— begin —

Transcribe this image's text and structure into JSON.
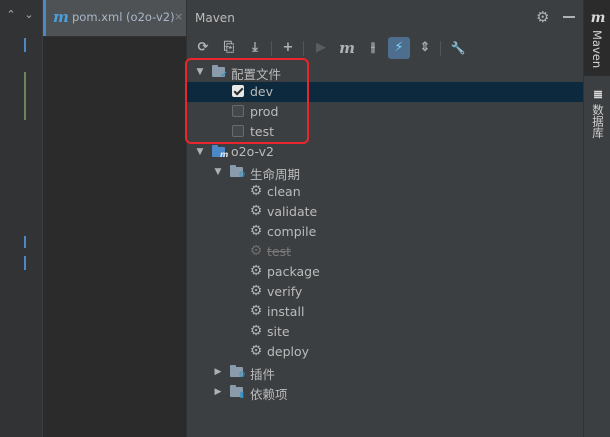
{
  "gutter": {
    "chevron_up": "⌃",
    "chevron_down": "⌄"
  },
  "editor": {
    "tab": {
      "label": "pom.xml (o2o-v2)",
      "icon": "maven-file-icon",
      "close": "×"
    }
  },
  "panel": {
    "title": "Maven"
  },
  "toolbar": [
    {
      "name": "reload-icon",
      "glyph": "⟳"
    },
    {
      "name": "folder-generate-icon",
      "glyph": "⎘"
    },
    {
      "name": "download-icon",
      "glyph": "⤓"
    },
    {
      "name": "add-icon",
      "glyph": "+"
    },
    {
      "name": "run-icon",
      "glyph": "▶"
    },
    {
      "name": "maven-goal-icon",
      "glyph": "m"
    },
    {
      "name": "toggle-offline-icon",
      "glyph": "⫲"
    },
    {
      "name": "skip-tests-icon",
      "glyph": "⚡"
    },
    {
      "name": "collapse-all-icon",
      "glyph": "⇕"
    },
    {
      "name": "settings-wrench-icon",
      "glyph": "🔧"
    }
  ],
  "tree": {
    "profiles": {
      "label": "配置文件",
      "items": [
        {
          "label": "dev",
          "checked": true
        },
        {
          "label": "prod",
          "checked": false
        },
        {
          "label": "test",
          "checked": false
        }
      ]
    },
    "project": {
      "label": "o2o-v2",
      "lifecycle": {
        "label": "生命周期",
        "goals": [
          {
            "label": "clean",
            "skipped": false
          },
          {
            "label": "validate",
            "skipped": false
          },
          {
            "label": "compile",
            "skipped": false
          },
          {
            "label": "test",
            "skipped": true
          },
          {
            "label": "package",
            "skipped": false
          },
          {
            "label": "verify",
            "skipped": false
          },
          {
            "label": "install",
            "skipped": false
          },
          {
            "label": "site",
            "skipped": false
          },
          {
            "label": "deploy",
            "skipped": false
          }
        ]
      },
      "plugins": {
        "label": "插件"
      },
      "dependencies": {
        "label": "依赖项"
      }
    }
  },
  "right_strip": {
    "maven_tab": {
      "icon": "m",
      "label": "Maven"
    },
    "database_tab": {
      "label": "数据库"
    }
  }
}
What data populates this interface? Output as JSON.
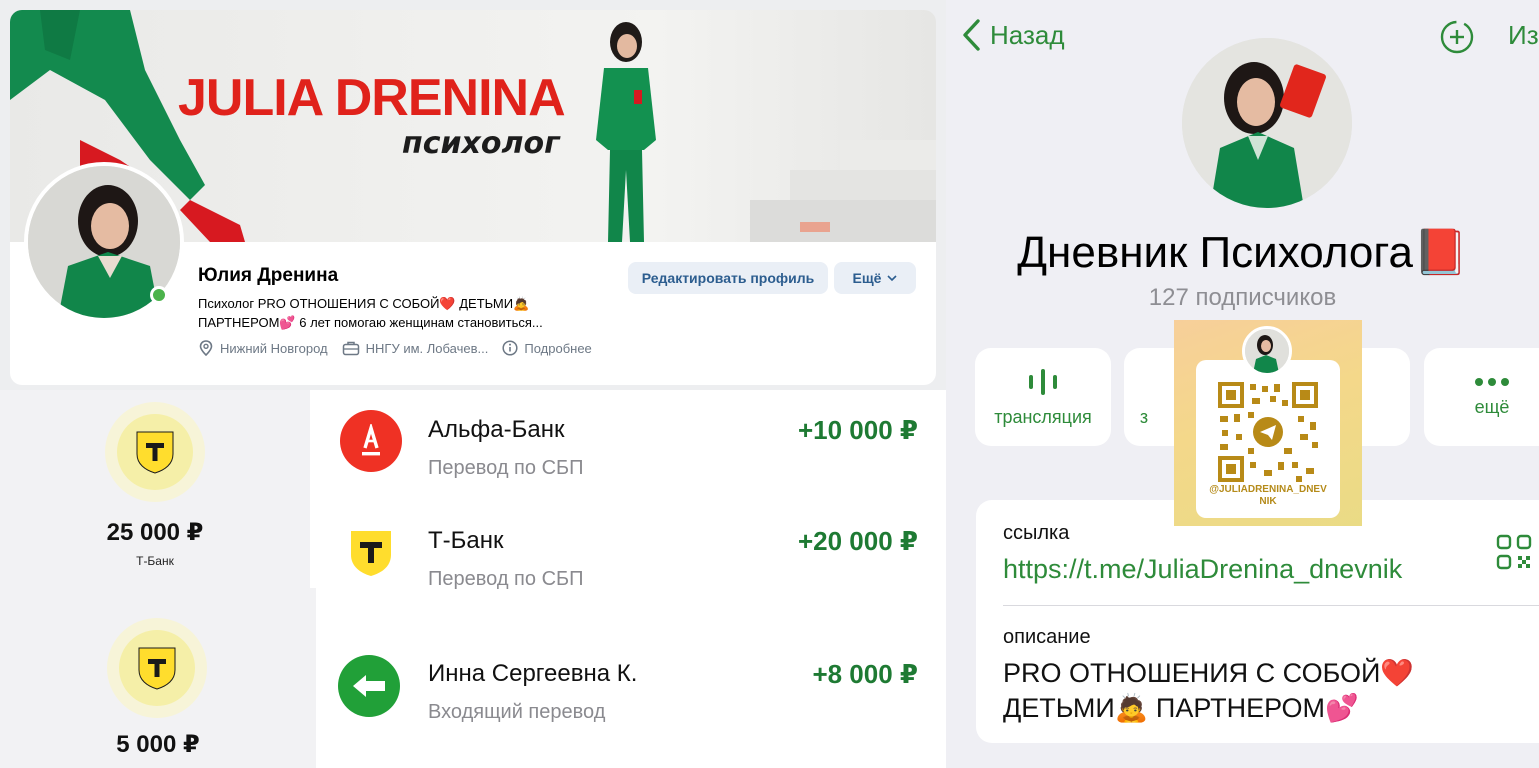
{
  "vk": {
    "cover_title": "JULIA DRENINA",
    "cover_subtitle": "психолог",
    "name": "Юлия Дренина",
    "description_line1": "Психолог PRO ОТНОШЕНИЯ С СОБОЙ❤️ ДЕТЬМИ🙇",
    "description_line2": "ПАРТНЕРОМ💕 6 лет помогаю женщинам становиться...",
    "location": "Нижний Новгород",
    "education": "ННГУ им. Лобачев...",
    "details": "Подробнее",
    "edit_button": "Редактировать профиль",
    "more_button": "Ещё",
    "colors": {
      "brand_red": "#e0221b",
      "link_blue": "#2c5d8f",
      "online_green": "#4bb34b"
    }
  },
  "bank_left": {
    "items": [
      {
        "amount": "25 000 ₽",
        "bank": "Т-Банк"
      },
      {
        "amount": "5 000 ₽",
        "bank": ""
      }
    ]
  },
  "transactions": [
    {
      "name": "Альфа-Банк",
      "type": "Перевод по СБП",
      "amount": "+10 000 ₽",
      "icon": "alfa-bank-icon",
      "color": "#ef3124"
    },
    {
      "name": "Т-Банк",
      "type": "Перевод по СБП",
      "amount": "+20 000 ₽",
      "icon": "t-bank-icon",
      "color": "#ffdd2d"
    },
    {
      "name": "Инна Сергеевна К.",
      "type": "Входящий перевод",
      "amount": "+8 000 ₽",
      "icon": "incoming-transfer-icon",
      "color": "#21a038"
    }
  ],
  "telegram": {
    "back": "Назад",
    "edit": "Изм",
    "title": "Дневник Психолога📕",
    "subscribers": "127 подписчиков",
    "actions": [
      {
        "label": "трансляция",
        "icon": "broadcast-icon"
      },
      {
        "label": "з",
        "icon": "hidden-icon"
      },
      {
        "label": "",
        "icon": "hidden-icon"
      },
      {
        "label": "ещё",
        "icon": "more-dots-icon"
      }
    ],
    "link_label": "ссылка",
    "link": "https://t.me/JuliaDrenina_dnevnik",
    "description_label": "описание",
    "description_line1": "PRO ОТНОШЕНИЯ С СОБОЙ❤️",
    "description_line2": "ДЕТЬМИ🙇 ПАРТНЕРОМ💕",
    "qr_handle_line1": "@JULIADRENINA_DNEV",
    "qr_handle_line2": "NIK",
    "accent_color": "#2e8b3a"
  }
}
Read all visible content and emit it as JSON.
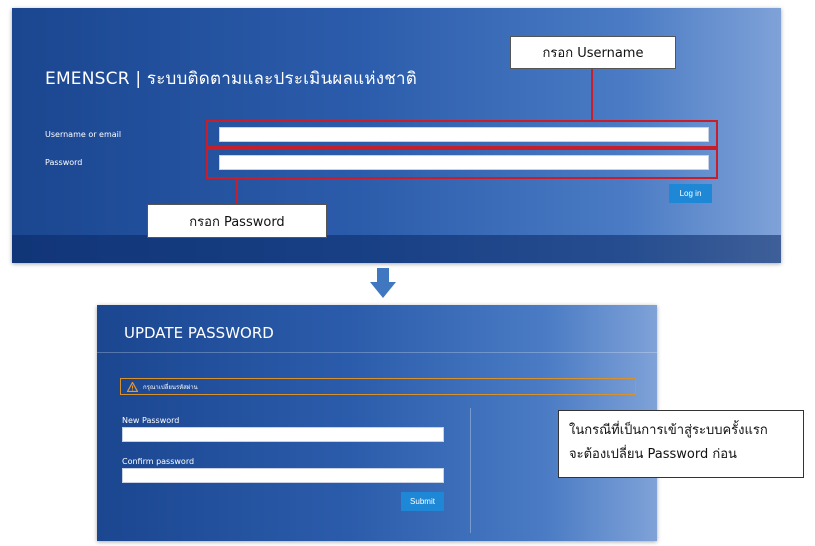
{
  "login_screen": {
    "title": "EMENSCR | ระบบติดตามและประเมินผลแห่งชาติ",
    "username_label": "Username or email",
    "username_value": "",
    "password_label": "Password",
    "password_value": "",
    "login_button": "Log in",
    "callout_username": "กรอก Username",
    "callout_password": "กรอก Password"
  },
  "update_screen": {
    "title": "UPDATE PASSWORD",
    "warning_text": "กรุณาเปลี่ยนรหัสผ่าน",
    "new_password_label": "New Password",
    "new_password_value": "",
    "confirm_password_label": "Confirm password",
    "confirm_password_value": "",
    "submit_button": "Submit"
  },
  "note": {
    "line1": "ในกรณีที่เป็นการเข้าสู่ระบบครั้งแรก",
    "line2": "จะต้องเปลี่ยน Password ก่อน"
  },
  "icons": {
    "flow_arrow": "arrow-down-icon",
    "warning": "warning-icon"
  },
  "colors": {
    "highlight": "#c61f2b",
    "button": "#1e88d6",
    "warning_border": "#d7922d",
    "arrow": "#3f78c0"
  }
}
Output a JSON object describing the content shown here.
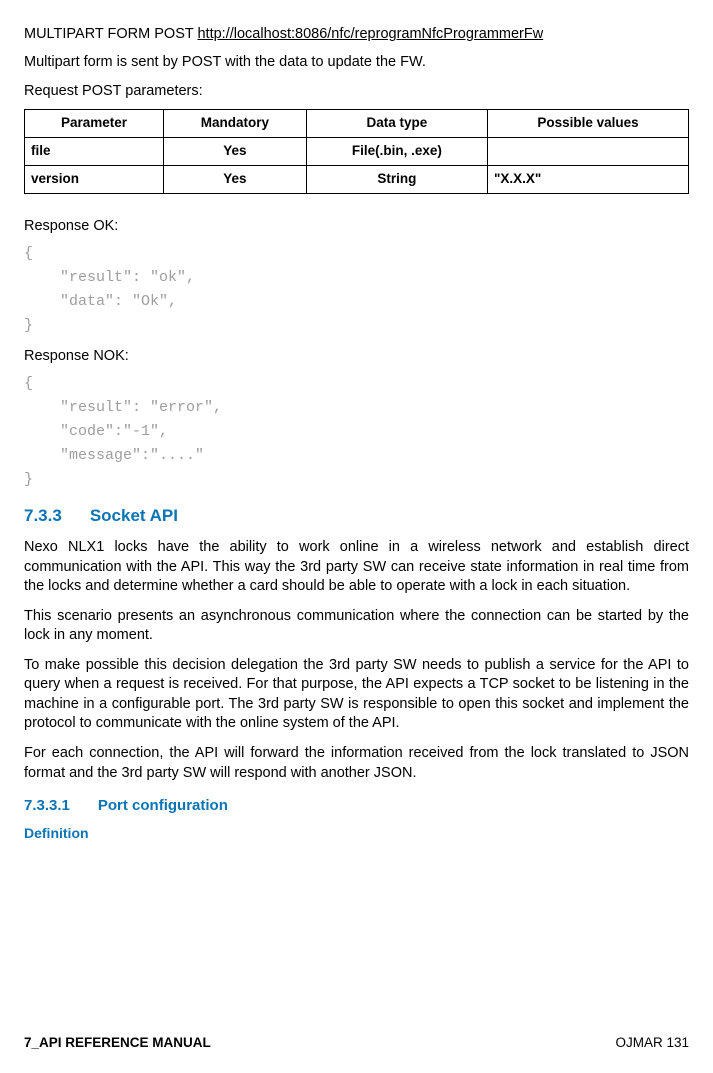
{
  "request": {
    "method_prefix": "MULTIPART FORM POST ",
    "url": "http://localhost:8086/nfc/reprogramNfcProgrammerFw",
    "description": "Multipart form is sent by POST with the data to update the FW.",
    "params_label": "Request POST parameters:"
  },
  "table": {
    "headers": {
      "parameter": "Parameter",
      "mandatory": "Mandatory",
      "datatype": "Data type",
      "possible": "Possible values"
    },
    "rows": [
      {
        "parameter": "file",
        "mandatory": "Yes",
        "datatype": "File(.bin, .exe)",
        "possible": ""
      },
      {
        "parameter": "version",
        "mandatory": "Yes",
        "datatype": "String",
        "possible": "\"X.X.X\""
      }
    ]
  },
  "responses": {
    "ok_label": "Response OK:",
    "ok_code": "{\n    \"result\": \"ok\",\n    \"data\": \"Ok\",\n}",
    "nok_label": "Response NOK:",
    "nok_code": "{\n    \"result\": \"error\",\n    \"code\":\"-1\",\n    \"message\":\"....\"\n}"
  },
  "section": {
    "num": "7.3.3",
    "title": "Socket API",
    "p1": "Nexo NLX1 locks have the ability to work online in a wireless network and establish direct communication with the API. This way the 3rd party SW can receive state information in real time from the locks and determine whether a card should be able to operate with a lock in each situation.",
    "p2": "This scenario presents an asynchronous communication where the connection can be started by the lock in any moment.",
    "p3": "To make possible this decision delegation the 3rd party SW needs to publish a service for the API to query when a request is received. For that purpose, the API expects a TCP socket to be listening in the machine in a configurable port. The 3rd party SW is responsible to open this socket and implement the protocol to communicate with the online system of the API.",
    "p4": "For each connection, the API will forward the information received from the lock translated to JSON format and the 3rd party SW will respond with another JSON."
  },
  "subsection": {
    "num": "7.3.3.1",
    "title": "Port configuration",
    "definition_label": "Definition"
  },
  "footer": {
    "left": "7_API REFERENCE MANUAL",
    "right": "OJMAR 131"
  }
}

— end —

**Stated goal:** Every line of the data above should be quoted exactly. Omit the pictures.

**Solved problem:**
Transcribe this image's text and structure into JSON.
{
  "gutter": {
    "chevron_up": "⌃",
    "chevron_down": "⌄"
  },
  "editor": {
    "tab": {
      "label": "pom.xml (o2o-v2)",
      "icon": "maven-file-icon",
      "close": "×"
    }
  },
  "panel": {
    "title": "Maven"
  },
  "toolbar": [
    {
      "name": "reload-icon",
      "glyph": "⟳"
    },
    {
      "name": "folder-generate-icon",
      "glyph": "⎘"
    },
    {
      "name": "download-icon",
      "glyph": "⤓"
    },
    {
      "name": "add-icon",
      "glyph": "+"
    },
    {
      "name": "run-icon",
      "glyph": "▶"
    },
    {
      "name": "maven-goal-icon",
      "glyph": "m"
    },
    {
      "name": "toggle-offline-icon",
      "glyph": "⫲"
    },
    {
      "name": "skip-tests-icon",
      "glyph": "⚡"
    },
    {
      "name": "collapse-all-icon",
      "glyph": "⇕"
    },
    {
      "name": "settings-wrench-icon",
      "glyph": "🔧"
    }
  ],
  "tree": {
    "profiles": {
      "label": "配置文件",
      "items": [
        {
          "label": "dev",
          "checked": true
        },
        {
          "label": "prod",
          "checked": false
        },
        {
          "label": "test",
          "checked": false
        }
      ]
    },
    "project": {
      "label": "o2o-v2",
      "lifecycle": {
        "label": "生命周期",
        "goals": [
          {
            "label": "clean",
            "skipped": false
          },
          {
            "label": "validate",
            "skipped": false
          },
          {
            "label": "compile",
            "skipped": false
          },
          {
            "label": "test",
            "skipped": true
          },
          {
            "label": "package",
            "skipped": false
          },
          {
            "label": "verify",
            "skipped": false
          },
          {
            "label": "install",
            "skipped": false
          },
          {
            "label": "site",
            "skipped": false
          },
          {
            "label": "deploy",
            "skipped": false
          }
        ]
      },
      "plugins": {
        "label": "插件"
      },
      "dependencies": {
        "label": "依赖项"
      }
    }
  },
  "right_strip": {
    "maven_tab": {
      "icon": "m",
      "label": "Maven"
    },
    "database_tab": {
      "label": "数据库"
    }
  }
}
What data populates this interface? Output as JSON.
{
  "vk": {
    "cover_title": "JULIA DRENINA",
    "cover_subtitle": "психолог",
    "name": "Юлия Дренина",
    "description_line1": "Психолог PRO ОТНОШЕНИЯ С СОБОЙ❤️ ДЕТЬМИ🙇",
    "description_line2": "ПАРТНЕРОМ💕 6 лет помогаю женщинам становиться...",
    "location": "Нижний Новгород",
    "education": "ННГУ им. Лобачев...",
    "details": "Подробнее",
    "edit_button": "Редактировать профиль",
    "more_button": "Ещё",
    "colors": {
      "brand_red": "#e0221b",
      "link_blue": "#2c5d8f",
      "online_green": "#4bb34b"
    }
  },
  "bank_left": {
    "items": [
      {
        "amount": "25 000 ₽",
        "bank": "Т-Банк"
      },
      {
        "amount": "5 000 ₽",
        "bank": ""
      }
    ]
  },
  "transactions": [
    {
      "name": "Альфа-Банк",
      "type": "Перевод по СБП",
      "amount": "+10 000 ₽",
      "icon": "alfa-bank-icon",
      "color": "#ef3124"
    },
    {
      "name": "Т-Банк",
      "type": "Перевод по СБП",
      "amount": "+20 000 ₽",
      "icon": "t-bank-icon",
      "color": "#ffdd2d"
    },
    {
      "name": "Инна Сергеевна К.",
      "type": "Входящий перевод",
      "amount": "+8 000 ₽",
      "icon": "incoming-transfer-icon",
      "color": "#21a038"
    }
  ],
  "telegram": {
    "back": "Назад",
    "edit": "Изм",
    "title": "Дневник Психолога📕",
    "subscribers": "127 подписчиков",
    "actions": [
      {
        "label": "трансляция",
        "icon": "broadcast-icon"
      },
      {
        "label": "з",
        "icon": "hidden-icon"
      },
      {
        "label": "",
        "icon": "hidden-icon"
      },
      {
        "label": "ещё",
        "icon": "more-dots-icon"
      }
    ],
    "link_label": "ссылка",
    "link": "https://t.me/JuliaDrenina_dnevnik",
    "description_label": "описание",
    "description_line1": "PRO ОТНОШЕНИЯ С СОБОЙ❤️",
    "description_line2": "ДЕТЬМИ🙇 ПАРТНЕРОМ💕",
    "qr_handle_line1": "@JULIADRENINA_DNEV",
    "qr_handle_line2": "NIK",
    "accent_color": "#2e8b3a"
  }
}
Read all visible content and emit it as JSON.
{
  "login_screen": {
    "title": "EMENSCR | ระบบติดตามและประเมินผลแห่งชาติ",
    "username_label": "Username or email",
    "username_value": "",
    "password_label": "Password",
    "password_value": "",
    "login_button": "Log in",
    "callout_username": "กรอก Username",
    "callout_password": "กรอก Password"
  },
  "update_screen": {
    "title": "UPDATE PASSWORD",
    "warning_text": "กรุณาเปลี่ยนรหัสผ่าน",
    "new_password_label": "New Password",
    "new_password_value": "",
    "confirm_password_label": "Confirm password",
    "confirm_password_value": "",
    "submit_button": "Submit"
  },
  "note": {
    "line1": "ในกรณีที่เป็นการเข้าสู่ระบบครั้งแรก",
    "line2": "จะต้องเปลี่ยน Password ก่อน"
  },
  "icons": {
    "flow_arrow": "arrow-down-icon",
    "warning": "warning-icon"
  },
  "colors": {
    "highlight": "#c61f2b",
    "button": "#1e88d6",
    "warning_border": "#d7922d",
    "arrow": "#3f78c0"
  }
}
Output a JSON object describing the content shown here.
{
  "request": {
    "method_prefix": "MULTIPART FORM POST ",
    "url": "http://localhost:8086/nfc/reprogramNfcProgrammerFw",
    "description": "Multipart form is sent by POST with the data to update the FW.",
    "params_label": "Request POST parameters:"
  },
  "table": {
    "headers": {
      "parameter": "Parameter",
      "mandatory": "Mandatory",
      "datatype": "Data type",
      "possible": "Possible values"
    },
    "rows": [
      {
        "parameter": "file",
        "mandatory": "Yes",
        "datatype": "File(.bin, .exe)",
        "possible": ""
      },
      {
        "parameter": "version",
        "mandatory": "Yes",
        "datatype": "String",
        "possible": "\"X.X.X\""
      }
    ]
  },
  "responses": {
    "ok_label": "Response OK:",
    "ok_code": "{\n    \"result\": \"ok\",\n    \"data\": \"Ok\",\n}",
    "nok_label": "Response NOK:",
    "nok_code": "{\n    \"result\": \"error\",\n    \"code\":\"-1\",\n    \"message\":\"....\"\n}"
  },
  "section": {
    "num": "7.3.3",
    "title": "Socket API",
    "p1": "Nexo NLX1 locks have the ability to work online in a wireless network and establish direct communication with the API. This way the 3rd party SW can receive state information in real time from the locks and determine whether a card should be able to operate with a lock in each situation.",
    "p2": "This scenario presents an asynchronous communication where the connection can be started by the lock in any moment.",
    "p3": "To make possible this decision delegation the 3rd party SW needs to publish a service for the API to query when a request is received. For that purpose, the API expects a TCP socket to be listening in the machine in a configurable port. The 3rd party SW is responsible to open this socket and implement the protocol to communicate with the online system of the API.",
    "p4": "For each connection, the API will forward the information received from the lock translated to JSON format and the 3rd party SW will respond with another JSON."
  },
  "subsection": {
    "num": "7.3.3.1",
    "title": "Port configuration",
    "definition_label": "Definition"
  },
  "footer": {
    "left": "7_API REFERENCE MANUAL",
    "right": "OJMAR 131"
  }
}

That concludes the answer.